• **OBJECTIVE**
Rewrite each of the rows below, changing every "data-point" to "marker" and leaving everything else untouched.

>> START GIVEN ENTRIES

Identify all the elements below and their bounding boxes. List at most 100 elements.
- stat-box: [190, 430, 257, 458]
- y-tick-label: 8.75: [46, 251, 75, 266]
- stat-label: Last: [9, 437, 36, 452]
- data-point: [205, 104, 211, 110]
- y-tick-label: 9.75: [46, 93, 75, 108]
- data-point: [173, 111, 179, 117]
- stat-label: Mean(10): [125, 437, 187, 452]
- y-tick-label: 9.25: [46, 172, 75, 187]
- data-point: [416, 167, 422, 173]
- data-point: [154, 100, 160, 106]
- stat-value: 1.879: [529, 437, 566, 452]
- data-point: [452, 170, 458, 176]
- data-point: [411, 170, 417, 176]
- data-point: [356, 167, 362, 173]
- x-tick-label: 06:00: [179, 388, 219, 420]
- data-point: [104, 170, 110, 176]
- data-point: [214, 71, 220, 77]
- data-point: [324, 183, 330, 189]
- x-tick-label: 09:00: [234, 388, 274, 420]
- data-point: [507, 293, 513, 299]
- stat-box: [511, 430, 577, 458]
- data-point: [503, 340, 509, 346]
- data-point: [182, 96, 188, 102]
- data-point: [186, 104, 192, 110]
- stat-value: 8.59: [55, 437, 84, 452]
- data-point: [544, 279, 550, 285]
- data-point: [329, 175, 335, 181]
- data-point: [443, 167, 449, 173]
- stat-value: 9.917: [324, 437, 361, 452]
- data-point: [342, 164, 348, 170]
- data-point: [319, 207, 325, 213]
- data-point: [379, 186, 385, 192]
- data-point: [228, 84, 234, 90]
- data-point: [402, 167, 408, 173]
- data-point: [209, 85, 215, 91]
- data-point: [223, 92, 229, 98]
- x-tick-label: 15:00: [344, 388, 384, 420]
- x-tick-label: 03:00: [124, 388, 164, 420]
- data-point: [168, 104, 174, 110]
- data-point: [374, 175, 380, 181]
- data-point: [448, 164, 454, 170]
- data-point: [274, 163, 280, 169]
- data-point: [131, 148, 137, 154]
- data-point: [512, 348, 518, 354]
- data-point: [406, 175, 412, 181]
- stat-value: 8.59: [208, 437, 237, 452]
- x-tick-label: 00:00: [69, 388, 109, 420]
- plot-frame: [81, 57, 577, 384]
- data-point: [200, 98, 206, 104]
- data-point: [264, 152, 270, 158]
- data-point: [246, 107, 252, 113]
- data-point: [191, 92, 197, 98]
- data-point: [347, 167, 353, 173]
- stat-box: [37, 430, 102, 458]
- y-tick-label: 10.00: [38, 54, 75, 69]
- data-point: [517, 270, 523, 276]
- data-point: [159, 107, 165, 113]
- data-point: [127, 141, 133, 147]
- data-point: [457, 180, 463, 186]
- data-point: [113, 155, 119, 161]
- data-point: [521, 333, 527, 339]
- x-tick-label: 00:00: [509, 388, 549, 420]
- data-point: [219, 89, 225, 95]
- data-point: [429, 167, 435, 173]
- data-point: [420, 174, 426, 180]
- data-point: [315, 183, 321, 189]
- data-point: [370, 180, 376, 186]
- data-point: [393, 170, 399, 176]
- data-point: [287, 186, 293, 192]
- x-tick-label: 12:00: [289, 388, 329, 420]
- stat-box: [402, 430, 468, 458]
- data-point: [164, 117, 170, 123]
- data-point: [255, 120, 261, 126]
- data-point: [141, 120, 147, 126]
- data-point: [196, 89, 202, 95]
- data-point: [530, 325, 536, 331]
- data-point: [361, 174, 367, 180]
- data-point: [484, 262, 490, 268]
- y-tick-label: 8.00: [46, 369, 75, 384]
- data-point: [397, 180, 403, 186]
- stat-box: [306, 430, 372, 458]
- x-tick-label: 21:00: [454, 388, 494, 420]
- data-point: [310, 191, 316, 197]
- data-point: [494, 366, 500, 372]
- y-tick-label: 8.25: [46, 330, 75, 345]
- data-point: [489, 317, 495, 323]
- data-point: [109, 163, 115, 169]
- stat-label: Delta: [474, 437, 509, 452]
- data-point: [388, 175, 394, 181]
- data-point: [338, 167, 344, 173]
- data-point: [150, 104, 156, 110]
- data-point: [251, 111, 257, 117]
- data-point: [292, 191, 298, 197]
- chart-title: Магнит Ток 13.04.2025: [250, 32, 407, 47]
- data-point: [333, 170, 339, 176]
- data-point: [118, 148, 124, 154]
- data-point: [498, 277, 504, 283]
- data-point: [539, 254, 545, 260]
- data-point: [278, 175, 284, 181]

>> END GIVEN ENTRIES

• **RESULT FOR THIS TASK**
Identify all the elements below and their bounding boxes. List at most 100 elements.
- stat-box: [190, 430, 257, 458]
- y-tick-label: 8.75: [46, 251, 75, 266]
- stat-label: Last: [9, 437, 36, 452]
- marker: [205, 104, 211, 110]
- y-tick-label: 9.75: [46, 93, 75, 108]
- marker: [173, 111, 179, 117]
- stat-label: Mean(10): [125, 437, 187, 452]
- y-tick-label: 9.25: [46, 172, 75, 187]
- marker: [416, 167, 422, 173]
- marker: [154, 100, 160, 106]
- stat-value: 1.879: [529, 437, 566, 452]
- marker: [452, 170, 458, 176]
- marker: [411, 170, 417, 176]
- marker: [356, 167, 362, 173]
- x-tick-label: 06:00: [179, 388, 219, 420]
- marker: [104, 170, 110, 176]
- marker: [214, 71, 220, 77]
- marker: [324, 183, 330, 189]
- x-tick-label: 09:00: [234, 388, 274, 420]
- marker: [507, 293, 513, 299]
- stat-box: [511, 430, 577, 458]
- marker: [503, 340, 509, 346]
- marker: [182, 96, 188, 102]
- marker: [186, 104, 192, 110]
- stat-value: 8.59: [55, 437, 84, 452]
- marker: [544, 279, 550, 285]
- marker: [329, 175, 335, 181]
- marker: [443, 167, 449, 173]
- stat-value: 9.917: [324, 437, 361, 452]
- marker: [342, 164, 348, 170]
- marker: [319, 207, 325, 213]
- marker: [379, 186, 385, 192]
- marker: [228, 84, 234, 90]
- marker: [402, 167, 408, 173]
- marker: [209, 85, 215, 91]
- marker: [223, 92, 229, 98]
- x-tick-label: 15:00: [344, 388, 384, 420]
- x-tick-label: 03:00: [124, 388, 164, 420]
- marker: [168, 104, 174, 110]
- marker: [374, 175, 380, 181]
- marker: [448, 164, 454, 170]
- marker: [274, 163, 280, 169]
- marker: [131, 148, 137, 154]
- marker: [512, 348, 518, 354]
- marker: [406, 175, 412, 181]
- stat-value: 8.59: [208, 437, 237, 452]
- x-tick-label: 00:00: [69, 388, 109, 420]
- plot-frame: [81, 57, 577, 384]
- marker: [200, 98, 206, 104]
- marker: [264, 152, 270, 158]
- marker: [246, 107, 252, 113]
- marker: [191, 92, 197, 98]
- marker: [347, 167, 353, 173]
- stat-box: [37, 430, 102, 458]
- y-tick-label: 10.00: [38, 54, 75, 69]
- marker: [517, 270, 523, 276]
- marker: [159, 107, 165, 113]
- marker: [127, 141, 133, 147]
- marker: [457, 180, 463, 186]
- marker: [113, 155, 119, 161]
- marker: [521, 333, 527, 339]
- x-tick-label: 00:00: [509, 388, 549, 420]
- marker: [219, 89, 225, 95]
- marker: [429, 167, 435, 173]
- marker: [420, 174, 426, 180]
- marker: [315, 183, 321, 189]
- marker: [370, 180, 376, 186]
- marker: [393, 170, 399, 176]
- marker: [287, 186, 293, 192]
- x-tick-label: 12:00: [289, 388, 329, 420]
- stat-box: [402, 430, 468, 458]
- marker: [164, 117, 170, 123]
- marker: [255, 120, 261, 126]
- marker: [141, 120, 147, 126]
- marker: [196, 89, 202, 95]
- marker: [530, 325, 536, 331]
- marker: [361, 174, 367, 180]
- marker: [484, 262, 490, 268]
- y-tick-label: 8.00: [46, 369, 75, 384]
- marker: [397, 180, 403, 186]
- stat-box: [306, 430, 372, 458]
- x-tick-label: 21:00: [454, 388, 494, 420]
- marker: [310, 191, 316, 197]
- marker: [494, 366, 500, 372]
- y-tick-label: 8.25: [46, 330, 75, 345]
- marker: [489, 317, 495, 323]
- marker: [109, 163, 115, 169]
- stat-label: Delta: [474, 437, 509, 452]
- marker: [388, 175, 394, 181]
- marker: [338, 167, 344, 173]
- marker: [150, 104, 156, 110]
- marker: [251, 111, 257, 117]
- marker: [292, 191, 298, 197]
- chart-title: Магнит Ток 13.04.2025: [250, 32, 407, 47]
- marker: [333, 170, 339, 176]
- marker: [118, 148, 124, 154]
- marker: [498, 277, 504, 283]
- marker: [539, 254, 545, 260]
- marker: [278, 175, 284, 181]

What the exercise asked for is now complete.